Make an exact copy of each entry, leaving out every picture.
== SUPPLIED RECORDS ==
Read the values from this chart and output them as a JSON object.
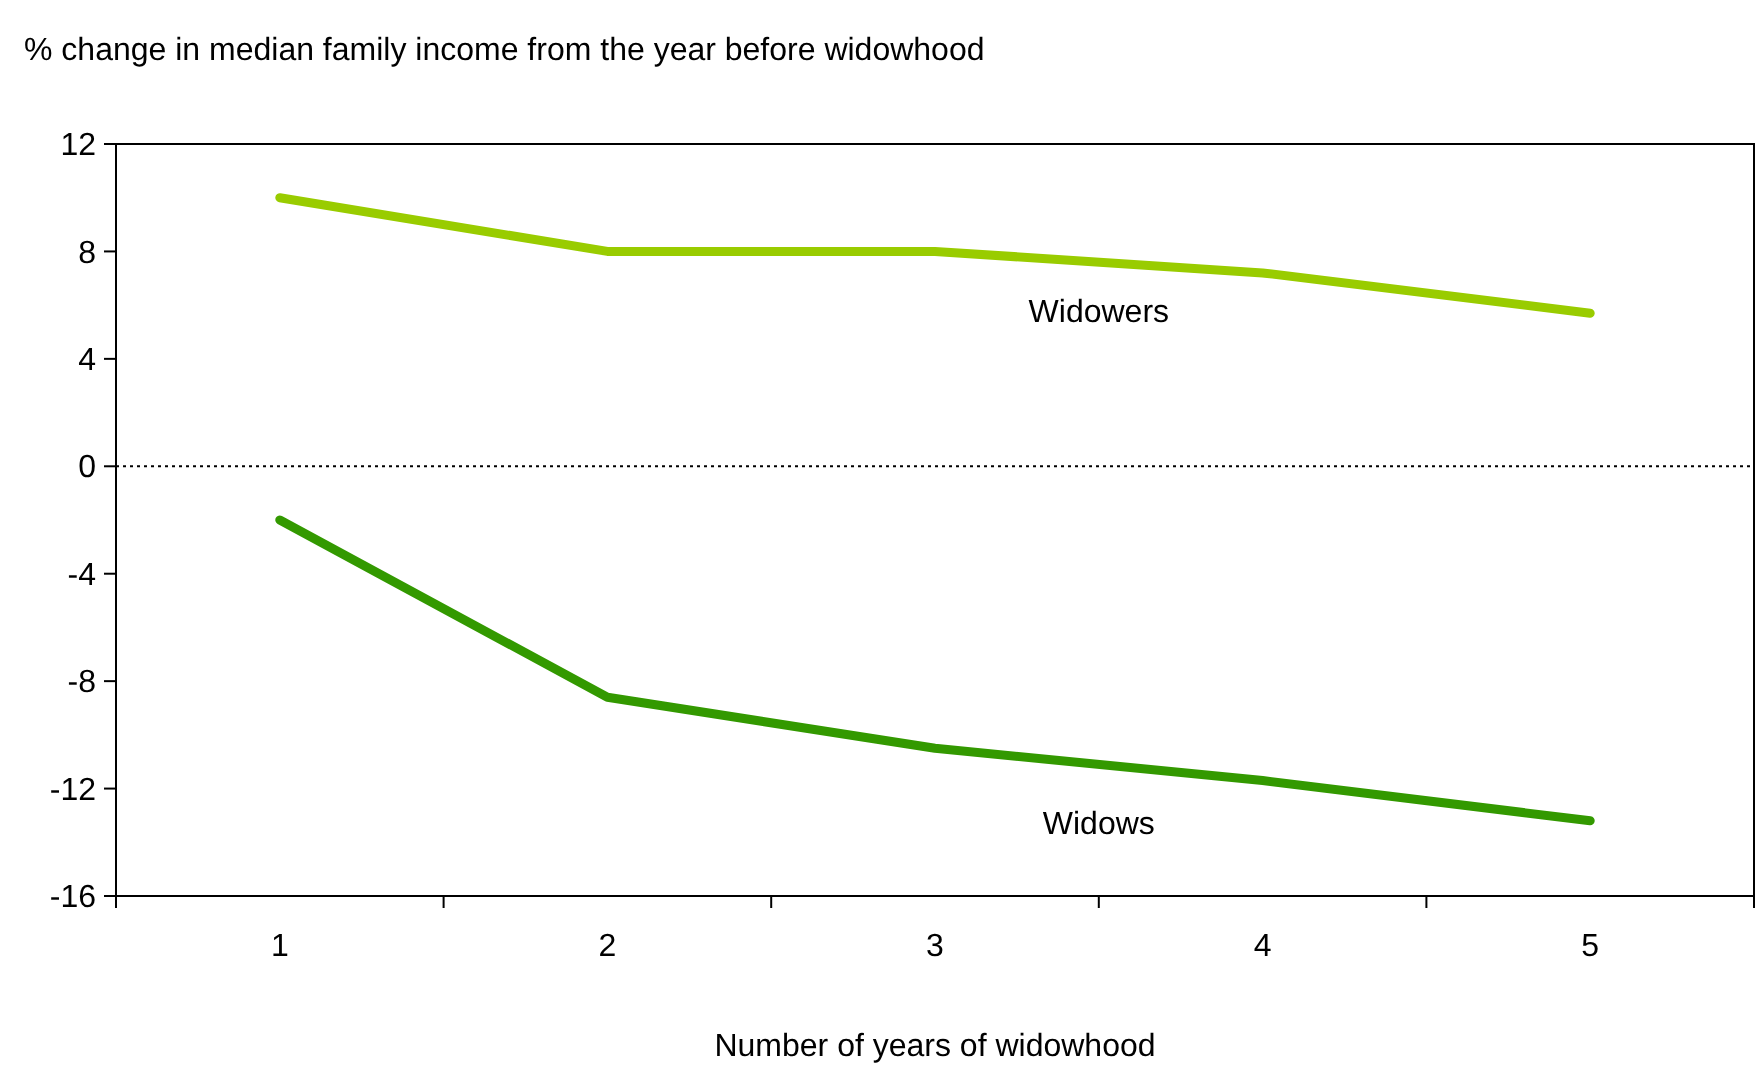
{
  "chart_data": {
    "type": "line",
    "title": "% change in median family income from the year before widowhood",
    "xlabel": "Number of years of widowhood",
    "categories": [
      "1",
      "2",
      "3",
      "4",
      "5"
    ],
    "series": [
      {
        "name": "Widowers",
        "color": "#99cc00",
        "values": [
          10,
          8,
          8,
          7.2,
          5.7
        ]
      },
      {
        "name": "Widows",
        "color": "#339900",
        "values": [
          -2,
          -8.6,
          -10.5,
          -11.7,
          -13.2
        ]
      }
    ],
    "ylim": [
      -16,
      12
    ],
    "yticks": [
      -16,
      -12,
      -8,
      -4,
      0,
      4,
      8,
      12
    ],
    "grid": false,
    "legend": false,
    "marker": "none",
    "line_style": "solid",
    "ref_lines": [
      {
        "axis": "y",
        "value": 0,
        "color": "#000000",
        "line_style": "dotted"
      }
    ]
  }
}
===
[EXERCISE ANSWER]:
Read the values from this chart and output them as a JSON object.
{
  "chart_data": {
    "type": "line",
    "title": "% change in median family income from the year before widowhood",
    "xlabel": "Number of years of widowhood",
    "categories": [
      "1",
      "2",
      "3",
      "4",
      "5"
    ],
    "series": [
      {
        "name": "Widowers",
        "color": "#99cc00",
        "values": [
          10,
          8,
          8,
          7.2,
          5.7
        ]
      },
      {
        "name": "Widows",
        "color": "#339900",
        "values": [
          -2,
          -8.6,
          -10.5,
          -11.7,
          -13.2
        ]
      }
    ],
    "ylim": [
      -16,
      12
    ],
    "yticks": [
      -16,
      -12,
      -8,
      -4,
      0,
      4,
      8,
      12
    ],
    "grid": false,
    "legend": false,
    "marker": "none",
    "line_style": "solid",
    "ref_lines": [
      {
        "axis": "y",
        "value": 0,
        "color": "#000000",
        "line_style": "dotted"
      }
    ]
  }
}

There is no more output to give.